Extracts from a graphics dataset
■ ■ ■ ■ ■

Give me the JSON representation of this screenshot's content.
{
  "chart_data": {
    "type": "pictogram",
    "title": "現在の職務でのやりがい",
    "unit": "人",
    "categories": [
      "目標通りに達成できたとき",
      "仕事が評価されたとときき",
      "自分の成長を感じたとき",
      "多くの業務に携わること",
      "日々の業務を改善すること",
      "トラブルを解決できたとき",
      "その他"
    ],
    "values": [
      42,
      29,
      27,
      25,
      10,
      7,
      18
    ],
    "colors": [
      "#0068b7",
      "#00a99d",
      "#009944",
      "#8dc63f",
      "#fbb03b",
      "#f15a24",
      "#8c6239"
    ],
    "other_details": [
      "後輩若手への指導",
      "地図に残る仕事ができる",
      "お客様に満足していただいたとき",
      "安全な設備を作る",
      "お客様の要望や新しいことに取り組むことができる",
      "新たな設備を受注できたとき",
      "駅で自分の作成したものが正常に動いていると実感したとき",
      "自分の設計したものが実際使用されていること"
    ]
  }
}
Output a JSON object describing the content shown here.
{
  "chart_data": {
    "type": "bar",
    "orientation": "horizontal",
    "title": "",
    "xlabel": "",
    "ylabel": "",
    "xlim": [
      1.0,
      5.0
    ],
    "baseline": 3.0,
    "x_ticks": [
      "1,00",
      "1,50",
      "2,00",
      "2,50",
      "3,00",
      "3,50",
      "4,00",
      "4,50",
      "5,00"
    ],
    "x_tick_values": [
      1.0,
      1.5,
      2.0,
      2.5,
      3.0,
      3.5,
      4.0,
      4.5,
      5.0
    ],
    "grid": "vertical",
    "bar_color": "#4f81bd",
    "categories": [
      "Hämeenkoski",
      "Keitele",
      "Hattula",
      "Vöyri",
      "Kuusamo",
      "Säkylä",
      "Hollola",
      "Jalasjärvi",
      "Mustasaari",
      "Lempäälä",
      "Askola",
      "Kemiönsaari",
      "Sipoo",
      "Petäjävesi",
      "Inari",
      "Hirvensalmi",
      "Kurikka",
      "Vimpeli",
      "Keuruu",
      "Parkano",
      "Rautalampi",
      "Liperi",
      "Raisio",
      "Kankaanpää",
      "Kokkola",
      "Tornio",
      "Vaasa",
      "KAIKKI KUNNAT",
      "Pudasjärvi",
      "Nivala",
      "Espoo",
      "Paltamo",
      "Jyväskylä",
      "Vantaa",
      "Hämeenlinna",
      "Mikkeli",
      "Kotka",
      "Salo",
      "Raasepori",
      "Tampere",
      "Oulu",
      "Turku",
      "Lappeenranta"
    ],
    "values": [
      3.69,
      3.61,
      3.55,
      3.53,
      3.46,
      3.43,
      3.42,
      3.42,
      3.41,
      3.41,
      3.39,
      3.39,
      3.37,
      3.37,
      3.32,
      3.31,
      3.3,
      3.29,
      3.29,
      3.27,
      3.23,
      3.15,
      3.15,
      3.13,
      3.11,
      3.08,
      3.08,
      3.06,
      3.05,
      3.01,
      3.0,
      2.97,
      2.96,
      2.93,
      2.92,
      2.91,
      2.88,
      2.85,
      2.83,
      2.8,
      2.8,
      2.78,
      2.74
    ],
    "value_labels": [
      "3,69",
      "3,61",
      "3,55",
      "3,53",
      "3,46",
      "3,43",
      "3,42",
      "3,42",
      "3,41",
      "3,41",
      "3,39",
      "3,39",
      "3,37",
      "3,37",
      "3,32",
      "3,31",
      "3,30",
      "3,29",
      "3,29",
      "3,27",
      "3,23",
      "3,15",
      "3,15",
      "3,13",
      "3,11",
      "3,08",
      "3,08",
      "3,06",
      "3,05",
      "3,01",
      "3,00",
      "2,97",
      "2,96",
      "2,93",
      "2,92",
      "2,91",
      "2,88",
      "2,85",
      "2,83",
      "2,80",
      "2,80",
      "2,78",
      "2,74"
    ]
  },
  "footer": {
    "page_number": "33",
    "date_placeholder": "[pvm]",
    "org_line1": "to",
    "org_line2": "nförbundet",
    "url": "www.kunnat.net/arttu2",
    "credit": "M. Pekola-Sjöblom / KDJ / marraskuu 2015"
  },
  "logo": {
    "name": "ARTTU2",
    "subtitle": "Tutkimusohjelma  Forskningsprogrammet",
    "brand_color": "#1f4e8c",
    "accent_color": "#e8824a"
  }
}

■ ■ ■ ■ ■

Go through the material above line by line and copy it exactly.

#### RESULT:
Give me the JSON representation of this screenshot's content.
{
  "chart_data": {
    "type": "pictogram",
    "title": "現在の職務でのやりがい",
    "unit": "人",
    "categories": [
      "目標通りに達成できたとき",
      "仕事が評価されたとときき",
      "自分の成長を感じたとき",
      "多くの業務に携わること",
      "日々の業務を改善すること",
      "トラブルを解決できたとき",
      "その他"
    ],
    "values": [
      42,
      29,
      27,
      25,
      10,
      7,
      18
    ],
    "colors": [
      "#0068b7",
      "#00a99d",
      "#009944",
      "#8dc63f",
      "#fbb03b",
      "#f15a24",
      "#8c6239"
    ],
    "other_details": [
      "後輩若手への指導",
      "地図に残る仕事ができる",
      "お客様に満足していただいたとき",
      "安全な設備を作る",
      "お客様の要望や新しいことに取り組むことができる",
      "新たな設備を受注できたとき",
      "駅で自分の作成したものが正常に動いていると実感したとき",
      "自分の設計したものが実際使用されていること"
    ]
  }
}
Output a JSON object describing the content shown here.
{
  "chart_data": {
    "type": "bar",
    "orientation": "horizontal",
    "title": "",
    "xlabel": "",
    "ylabel": "",
    "xlim": [
      1.0,
      5.0
    ],
    "baseline": 3.0,
    "x_ticks": [
      "1,00",
      "1,50",
      "2,00",
      "2,50",
      "3,00",
      "3,50",
      "4,00",
      "4,50",
      "5,00"
    ],
    "x_tick_values": [
      1.0,
      1.5,
      2.0,
      2.5,
      3.0,
      3.5,
      4.0,
      4.5,
      5.0
    ],
    "grid": "vertical",
    "bar_color": "#4f81bd",
    "categories": [
      "Hämeenkoski",
      "Keitele",
      "Hattula",
      "Vöyri",
      "Kuusamo",
      "Säkylä",
      "Hollola",
      "Jalasjärvi",
      "Mustasaari",
      "Lempäälä",
      "Askola",
      "Kemiönsaari",
      "Sipoo",
      "Petäjävesi",
      "Inari",
      "Hirvensalmi",
      "Kurikka",
      "Vimpeli",
      "Keuruu",
      "Parkano",
      "Rautalampi",
      "Liperi",
      "Raisio",
      "Kankaanpää",
      "Kokkola",
      "Tornio",
      "Vaasa",
      "KAIKKI KUNNAT",
      "Pudasjärvi",
      "Nivala",
      "Espoo",
      "Paltamo",
      "Jyväskylä",
      "Vantaa",
      "Hämeenlinna",
      "Mikkeli",
      "Kotka",
      "Salo",
      "Raasepori",
      "Tampere",
      "Oulu",
      "Turku",
      "Lappeenranta"
    ],
    "values": [
      3.69,
      3.61,
      3.55,
      3.53,
      3.46,
      3.43,
      3.42,
      3.42,
      3.41,
      3.41,
      3.39,
      3.39,
      3.37,
      3.37,
      3.32,
      3.31,
      3.3,
      3.29,
      3.29,
      3.27,
      3.23,
      3.15,
      3.15,
      3.13,
      3.11,
      3.08,
      3.08,
      3.06,
      3.05,
      3.01,
      3.0,
      2.97,
      2.96,
      2.93,
      2.92,
      2.91,
      2.88,
      2.85,
      2.83,
      2.8,
      2.8,
      2.78,
      2.74
    ],
    "value_labels": [
      "3,69",
      "3,61",
      "3,55",
      "3,53",
      "3,46",
      "3,43",
      "3,42",
      "3,42",
      "3,41",
      "3,41",
      "3,39",
      "3,39",
      "3,37",
      "3,37",
      "3,32",
      "3,31",
      "3,30",
      "3,29",
      "3,29",
      "3,27",
      "3,23",
      "3,15",
      "3,15",
      "3,13",
      "3,11",
      "3,08",
      "3,08",
      "3,06",
      "3,05",
      "3,01",
      "3,00",
      "2,97",
      "2,96",
      "2,93",
      "2,92",
      "2,91",
      "2,88",
      "2,85",
      "2,83",
      "2,80",
      "2,80",
      "2,78",
      "2,74"
    ]
  },
  "footer": {
    "page_number": "33",
    "date_placeholder": "[pvm]",
    "org_line1": "to",
    "org_line2": "nförbundet",
    "url": "www.kunnat.net/arttu2",
    "credit": "M. Pekola-Sjöblom / KDJ / marraskuu 2015"
  },
  "logo": {
    "name": "ARTTU2",
    "subtitle": "Tutkimusohjelma  Forskningsprogrammet",
    "brand_color": "#1f4e8c",
    "accent_color": "#e8824a"
  }
}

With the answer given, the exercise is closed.